→ **PROBLEM REQUIREMENTS**: Will you give the material below again, every line exactly as it is?

→ **MATERIAL SHOWN**:
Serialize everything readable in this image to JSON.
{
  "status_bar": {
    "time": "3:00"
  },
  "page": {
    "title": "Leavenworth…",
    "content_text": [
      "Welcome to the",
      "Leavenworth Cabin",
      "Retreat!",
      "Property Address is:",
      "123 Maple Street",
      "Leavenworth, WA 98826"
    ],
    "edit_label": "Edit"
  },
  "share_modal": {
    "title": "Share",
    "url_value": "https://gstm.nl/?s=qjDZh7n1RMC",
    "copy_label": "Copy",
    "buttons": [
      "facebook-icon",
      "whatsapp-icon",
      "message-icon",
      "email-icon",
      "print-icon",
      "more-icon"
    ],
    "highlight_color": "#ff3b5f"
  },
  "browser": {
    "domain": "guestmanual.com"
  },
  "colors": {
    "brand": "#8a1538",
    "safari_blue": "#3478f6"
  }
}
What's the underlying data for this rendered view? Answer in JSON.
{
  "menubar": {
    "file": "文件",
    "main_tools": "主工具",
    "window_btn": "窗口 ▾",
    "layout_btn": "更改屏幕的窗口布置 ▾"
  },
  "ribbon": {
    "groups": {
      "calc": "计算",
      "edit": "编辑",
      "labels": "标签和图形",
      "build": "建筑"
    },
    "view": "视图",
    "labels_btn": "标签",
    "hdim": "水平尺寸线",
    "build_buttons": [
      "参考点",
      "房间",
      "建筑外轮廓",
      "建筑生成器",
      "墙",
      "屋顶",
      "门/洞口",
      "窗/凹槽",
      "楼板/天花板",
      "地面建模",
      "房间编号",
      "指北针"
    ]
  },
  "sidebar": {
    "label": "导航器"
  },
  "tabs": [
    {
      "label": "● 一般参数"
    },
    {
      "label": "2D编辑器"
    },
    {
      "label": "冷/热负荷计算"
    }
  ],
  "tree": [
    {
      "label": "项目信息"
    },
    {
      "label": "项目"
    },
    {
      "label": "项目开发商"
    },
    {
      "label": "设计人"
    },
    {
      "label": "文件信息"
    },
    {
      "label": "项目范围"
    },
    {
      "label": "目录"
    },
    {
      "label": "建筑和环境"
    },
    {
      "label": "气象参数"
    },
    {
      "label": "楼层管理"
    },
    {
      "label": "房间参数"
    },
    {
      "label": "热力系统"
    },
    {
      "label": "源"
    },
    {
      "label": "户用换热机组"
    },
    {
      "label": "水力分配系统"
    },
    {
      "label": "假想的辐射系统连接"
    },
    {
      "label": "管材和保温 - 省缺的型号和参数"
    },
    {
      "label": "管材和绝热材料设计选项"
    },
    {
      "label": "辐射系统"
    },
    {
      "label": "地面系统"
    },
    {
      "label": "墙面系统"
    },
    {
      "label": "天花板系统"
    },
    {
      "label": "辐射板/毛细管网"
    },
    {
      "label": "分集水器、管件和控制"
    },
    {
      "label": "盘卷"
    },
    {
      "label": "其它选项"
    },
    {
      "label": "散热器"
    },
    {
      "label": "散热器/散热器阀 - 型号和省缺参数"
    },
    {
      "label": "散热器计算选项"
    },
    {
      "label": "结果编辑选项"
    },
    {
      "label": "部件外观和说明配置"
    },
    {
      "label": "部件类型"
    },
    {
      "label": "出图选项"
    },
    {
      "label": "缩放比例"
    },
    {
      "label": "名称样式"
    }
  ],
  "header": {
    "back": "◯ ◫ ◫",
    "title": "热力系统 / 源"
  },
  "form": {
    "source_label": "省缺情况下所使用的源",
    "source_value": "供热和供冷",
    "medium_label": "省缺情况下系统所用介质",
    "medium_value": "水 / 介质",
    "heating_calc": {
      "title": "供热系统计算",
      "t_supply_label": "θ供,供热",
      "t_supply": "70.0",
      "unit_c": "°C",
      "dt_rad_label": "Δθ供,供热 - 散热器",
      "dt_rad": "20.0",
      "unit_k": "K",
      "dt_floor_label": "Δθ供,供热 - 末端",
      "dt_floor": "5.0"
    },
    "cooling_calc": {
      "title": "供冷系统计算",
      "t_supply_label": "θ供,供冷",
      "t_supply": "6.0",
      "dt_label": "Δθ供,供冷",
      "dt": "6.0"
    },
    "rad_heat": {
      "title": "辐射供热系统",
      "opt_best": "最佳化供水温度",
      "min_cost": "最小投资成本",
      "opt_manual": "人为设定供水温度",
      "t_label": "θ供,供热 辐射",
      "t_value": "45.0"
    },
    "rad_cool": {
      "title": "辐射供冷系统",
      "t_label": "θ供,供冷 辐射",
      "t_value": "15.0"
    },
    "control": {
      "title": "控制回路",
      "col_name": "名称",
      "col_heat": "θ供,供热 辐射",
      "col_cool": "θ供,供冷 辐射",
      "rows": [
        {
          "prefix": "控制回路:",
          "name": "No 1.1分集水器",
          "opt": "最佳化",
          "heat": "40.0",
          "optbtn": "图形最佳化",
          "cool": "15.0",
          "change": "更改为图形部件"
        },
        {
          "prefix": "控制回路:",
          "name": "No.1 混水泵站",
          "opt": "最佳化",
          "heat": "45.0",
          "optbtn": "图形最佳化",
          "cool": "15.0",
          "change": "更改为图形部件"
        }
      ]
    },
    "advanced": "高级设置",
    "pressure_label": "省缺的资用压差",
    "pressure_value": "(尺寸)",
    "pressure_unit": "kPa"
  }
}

→ **THE RESULT**:
Serialize everything readable in this image to JSON.
{
  "status_bar": {
    "time": "3:00"
  },
  "page": {
    "title": "Leavenworth…",
    "content_text": [
      "Welcome to the",
      "Leavenworth Cabin",
      "Retreat!",
      "Property Address is:",
      "123 Maple Street",
      "Leavenworth, WA 98826"
    ],
    "edit_label": "Edit"
  },
  "share_modal": {
    "title": "Share",
    "url_value": "https://gstm.nl/?s=qjDZh7n1RMC",
    "copy_label": "Copy",
    "buttons": [
      "facebook-icon",
      "whatsapp-icon",
      "message-icon",
      "email-icon",
      "print-icon",
      "more-icon"
    ],
    "highlight_color": "#ff3b5f"
  },
  "browser": {
    "domain": "guestmanual.com"
  },
  "colors": {
    "brand": "#8a1538",
    "safari_blue": "#3478f6"
  }
}
What's the underlying data for this rendered view? Answer in JSON.
{
  "menubar": {
    "file": "文件",
    "main_tools": "主工具",
    "window_btn": "窗口 ▾",
    "layout_btn": "更改屏幕的窗口布置 ▾"
  },
  "ribbon": {
    "groups": {
      "calc": "计算",
      "edit": "编辑",
      "labels": "标签和图形",
      "build": "建筑"
    },
    "view": "视图",
    "labels_btn": "标签",
    "hdim": "水平尺寸线",
    "build_buttons": [
      "参考点",
      "房间",
      "建筑外轮廓",
      "建筑生成器",
      "墙",
      "屋顶",
      "门/洞口",
      "窗/凹槽",
      "楼板/天花板",
      "地面建模",
      "房间编号",
      "指北针"
    ]
  },
  "sidebar": {
    "label": "导航器"
  },
  "tabs": [
    {
      "label": "● 一般参数"
    },
    {
      "label": "2D编辑器"
    },
    {
      "label": "冷/热负荷计算"
    }
  ],
  "tree": [
    {
      "label": "项目信息"
    },
    {
      "label": "项目"
    },
    {
      "label": "项目开发商"
    },
    {
      "label": "设计人"
    },
    {
      "label": "文件信息"
    },
    {
      "label": "项目范围"
    },
    {
      "label": "目录"
    },
    {
      "label": "建筑和环境"
    },
    {
      "label": "气象参数"
    },
    {
      "label": "楼层管理"
    },
    {
      "label": "房间参数"
    },
    {
      "label": "热力系统"
    },
    {
      "label": "源"
    },
    {
      "label": "户用换热机组"
    },
    {
      "label": "水力分配系统"
    },
    {
      "label": "假想的辐射系统连接"
    },
    {
      "label": "管材和保温 - 省缺的型号和参数"
    },
    {
      "label": "管材和绝热材料设计选项"
    },
    {
      "label": "辐射系统"
    },
    {
      "label": "地面系统"
    },
    {
      "label": "墙面系统"
    },
    {
      "label": "天花板系统"
    },
    {
      "label": "辐射板/毛细管网"
    },
    {
      "label": "分集水器、管件和控制"
    },
    {
      "label": "盘卷"
    },
    {
      "label": "其它选项"
    },
    {
      "label": "散热器"
    },
    {
      "label": "散热器/散热器阀 - 型号和省缺参数"
    },
    {
      "label": "散热器计算选项"
    },
    {
      "label": "结果编辑选项"
    },
    {
      "label": "部件外观和说明配置"
    },
    {
      "label": "部件类型"
    },
    {
      "label": "出图选项"
    },
    {
      "label": "缩放比例"
    },
    {
      "label": "名称样式"
    }
  ],
  "header": {
    "back": "◯ ◫ ◫",
    "title": "热力系统 / 源"
  },
  "form": {
    "source_label": "省缺情况下所使用的源",
    "source_value": "供热和供冷",
    "medium_label": "省缺情况下系统所用介质",
    "medium_value": "水 / 介质",
    "heating_calc": {
      "title": "供热系统计算",
      "t_supply_label": "θ供,供热",
      "t_supply": "70.0",
      "unit_c": "°C",
      "dt_rad_label": "Δθ供,供热 - 散热器",
      "dt_rad": "20.0",
      "unit_k": "K",
      "dt_floor_label": "Δθ供,供热 - 末端",
      "dt_floor": "5.0"
    },
    "cooling_calc": {
      "title": "供冷系统计算",
      "t_supply_label": "θ供,供冷",
      "t_supply": "6.0",
      "dt_label": "Δθ供,供冷",
      "dt": "6.0"
    },
    "rad_heat": {
      "title": "辐射供热系统",
      "opt_best": "最佳化供水温度",
      "min_cost": "最小投资成本",
      "opt_manual": "人为设定供水温度",
      "t_label": "θ供,供热 辐射",
      "t_value": "45.0"
    },
    "rad_cool": {
      "title": "辐射供冷系统",
      "t_label": "θ供,供冷 辐射",
      "t_value": "15.0"
    },
    "control": {
      "title": "控制回路",
      "col_name": "名称",
      "col_heat": "θ供,供热 辐射",
      "col_cool": "θ供,供冷 辐射",
      "rows": [
        {
          "prefix": "控制回路:",
          "name": "No 1.1分集水器",
          "opt": "最佳化",
          "heat": "40.0",
          "optbtn": "图形最佳化",
          "cool": "15.0",
          "change": "更改为图形部件"
        },
        {
          "prefix": "控制回路:",
          "name": "No.1 混水泵站",
          "opt": "最佳化",
          "heat": "45.0",
          "optbtn": "图形最佳化",
          "cool": "15.0",
          "change": "更改为图形部件"
        }
      ]
    },
    "advanced": "高级设置",
    "pressure_label": "省缺的资用压差",
    "pressure_value": "(尺寸)",
    "pressure_unit": "kPa"
  }
}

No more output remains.